» **What is needed**: Give back the full listing, character for character, with no pictures.

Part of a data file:
--------
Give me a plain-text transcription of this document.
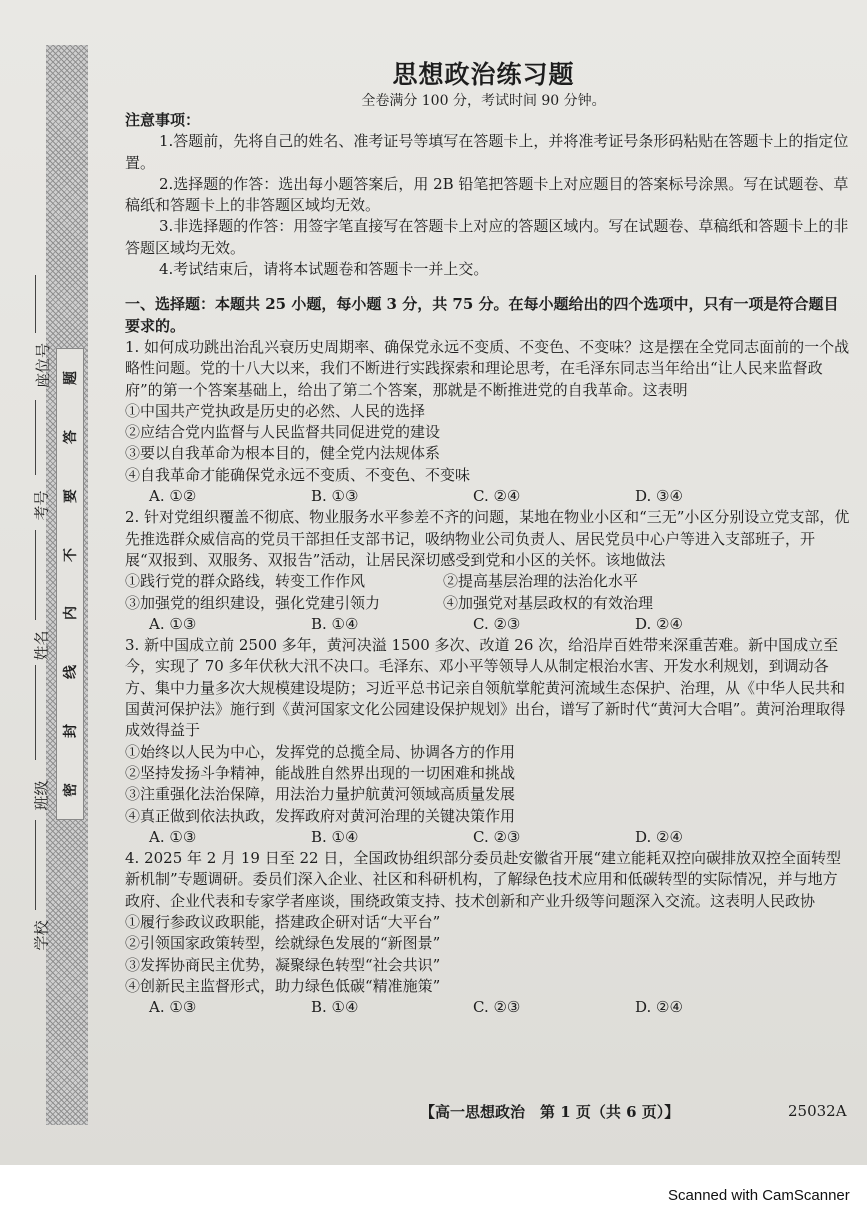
题
答
要
不
内
线
封
密
座位号
考号
姓名
班级
学校
思想政治练习题
全卷满分 100 分，考试时间 90 分钟。

注意事项：

1.答题前，先将自己的姓名、准考证号等填写在答题卡上，并将准考证号条形码粘贴在答题卡上的指定位置。

2.选择题的作答：选出每小题答案后，用 2B 铅笔把答题卡上对应题目的答案标号涂黑。写在试题卷、草稿纸和答题卡上的非答题区域均无效。

3.非选择题的作答：用签字笔直接写在答题卡上对应的答题区域内。写在试题卷、草稿纸和答题卡上的非答题区域均无效。

4.考试结束后，请将本试题卷和答题卡一并上交。

一、选择题：本题共 25 小题，每小题 3 分，共 75 分。在每小题给出的四个选项中，只有一项是符合题目要求的。

1. 如何成功跳出治乱兴衰历史周期率、确保党永远不变质、不变色、不变味？这是摆在全党同志面前的一个战略性问题。党的十八大以来，我们不断进行实践探索和理论思考，在毛泽东同志当年给出“让人民来监督政府”的第一个答案基础上，给出了第二个答案，那就是不断推进党的自我革命。这表明

①中国共产党执政是历史的必然、人民的选择

②应结合党内监督与人民监督共同促进党的建设

③要以自我革命为根本目的，健全党内法规体系

④自我革命才能确保党永远不变质、不变色、不变味

A. ①②	B. ①③	C. ②④	D. ③④

2. 针对党组织覆盖不彻底、物业服务水平参差不齐的问题，某地在物业小区和“三无”小区分别设立党支部，优先推选群众威信高的党员干部担任支部书记，吸纳物业公司负责人、居民党员中心户等进入支部班子，开展“双报到、双服务、双报告”活动，让居民深切感受到党和小区的关怀。该地做法

①践行党的群众路线，转变工作作风	②提高基层治理的法治化水平
③加强党的组织建设，强化党建引领力	④加强党对基层政权的有效治理
A. ①③	B. ①④	C. ②③	D. ②④

3. 新中国成立前 2500 多年，黄河决溢 1500 多次、改道 26 次，给沿岸百姓带来深重苦难。新中国成立至今，实现了 70 多年伏秋大汛不决口。毛泽东、邓小平等领导人从制定根治水害、开发水利规划，到调动各方、集中力量多次大规模建设堤防；习近平总书记亲自领航掌舵黄河流域生态保护、治理，从《中华人民共和国黄河保护法》施行到《黄河国家文化公园建设保护规划》出台，谱写了新时代“黄河大合唱”。黄河治理取得成效得益于

①始终以人民为中心，发挥党的总揽全局、协调各方的作用

②坚持发扬斗争精神，能战胜自然界出现的一切困难和挑战

③注重强化法治保障，用法治力量护航黄河领域高质量发展

④真正做到依法执政，发挥政府对黄河治理的关键决策作用

A. ①③	B. ①④	C. ②③	D. ②④

4. 2025 年 2 月 19 日至 22 日，全国政协组织部分委员赴安徽省开展“建立能耗双控向碳排放双控全面转型新机制”专题调研。委员们深入企业、社区和科研机构，了解绿色技术应用和低碳转型的实际情况，并与地方政府、企业代表和专家学者座谈，围绕政策支持、技术创新和产业升级等问题深入交流。这表明人民政协

①履行参政议政职能，搭建政企研对话“大平台”

②引领国家政策转型，绘就绿色发展的“新图景”

③发挥协商民主优势，凝聚绿色转型“社会共识”

④创新民主监督形式，助力绿色低碳“精准施策”

A. ①③	B. ①④	C. ②③	D. ②④
【高一思想政治　第 1 页（共 6 页）】	25032A
Scanned with CamScanner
--------
» **Solution to this exercise**:
Give me a plain-text transcription of this document.
题
答
要
不
内
线
封
密
座位号
考号
姓名
班级
学校
思想政治练习题
全卷满分 100 分，考试时间 90 分钟。

注意事项：

1.答题前，先将自己的姓名、准考证号等填写在答题卡上，并将准考证号条形码粘贴在答题卡上的指定位置。

2.选择题的作答：选出每小题答案后，用 2B 铅笔把答题卡上对应题目的答案标号涂黑。写在试题卷、草稿纸和答题卡上的非答题区域均无效。

3.非选择题的作答：用签字笔直接写在答题卡上对应的答题区域内。写在试题卷、草稿纸和答题卡上的非答题区域均无效。

4.考试结束后，请将本试题卷和答题卡一并上交。

一、选择题：本题共 25 小题，每小题 3 分，共 75 分。在每小题给出的四个选项中，只有一项是符合题目要求的。

1. 如何成功跳出治乱兴衰历史周期率、确保党永远不变质、不变色、不变味？这是摆在全党同志面前的一个战略性问题。党的十八大以来，我们不断进行实践探索和理论思考，在毛泽东同志当年给出“让人民来监督政府”的第一个答案基础上，给出了第二个答案，那就是不断推进党的自我革命。这表明

①中国共产党执政是历史的必然、人民的选择

②应结合党内监督与人民监督共同促进党的建设

③要以自我革命为根本目的，健全党内法规体系

④自我革命才能确保党永远不变质、不变色、不变味

A. ①②	B. ①③	C. ②④	D. ③④

2. 针对党组织覆盖不彻底、物业服务水平参差不齐的问题，某地在物业小区和“三无”小区分别设立党支部，优先推选群众威信高的党员干部担任支部书记，吸纳物业公司负责人、居民党员中心户等进入支部班子，开展“双报到、双服务、双报告”活动，让居民深切感受到党和小区的关怀。该地做法

①践行党的群众路线，转变工作作风	②提高基层治理的法治化水平
③加强党的组织建设，强化党建引领力	④加强党对基层政权的有效治理
A. ①③	B. ①④	C. ②③	D. ②④

3. 新中国成立前 2500 多年，黄河决溢 1500 多次、改道 26 次，给沿岸百姓带来深重苦难。新中国成立至今，实现了 70 多年伏秋大汛不决口。毛泽东、邓小平等领导人从制定根治水害、开发水利规划，到调动各方、集中力量多次大规模建设堤防；习近平总书记亲自领航掌舵黄河流域生态保护、治理，从《中华人民共和国黄河保护法》施行到《黄河国家文化公园建设保护规划》出台，谱写了新时代“黄河大合唱”。黄河治理取得成效得益于

①始终以人民为中心，发挥党的总揽全局、协调各方的作用

②坚持发扬斗争精神，能战胜自然界出现的一切困难和挑战

③注重强化法治保障，用法治力量护航黄河领域高质量发展

④真正做到依法执政，发挥政府对黄河治理的关键决策作用

A. ①③	B. ①④	C. ②③	D. ②④

4. 2025 年 2 月 19 日至 22 日，全国政协组织部分委员赴安徽省开展“建立能耗双控向碳排放双控全面转型新机制”专题调研。委员们深入企业、社区和科研机构，了解绿色技术应用和低碳转型的实际情况，并与地方政府、企业代表和专家学者座谈，围绕政策支持、技术创新和产业升级等问题深入交流。这表明人民政协

①履行参政议政职能，搭建政企研对话“大平台”

②引领国家政策转型，绘就绿色发展的“新图景”

③发挥协商民主优势，凝聚绿色转型“社会共识”

④创新民主监督形式，助力绿色低碳“精准施策”

A. ①③	B. ①④	C. ②③	D. ②④
【高一思想政治　第 1 页（共 6 页）】	25032A
Scanned with CamScanner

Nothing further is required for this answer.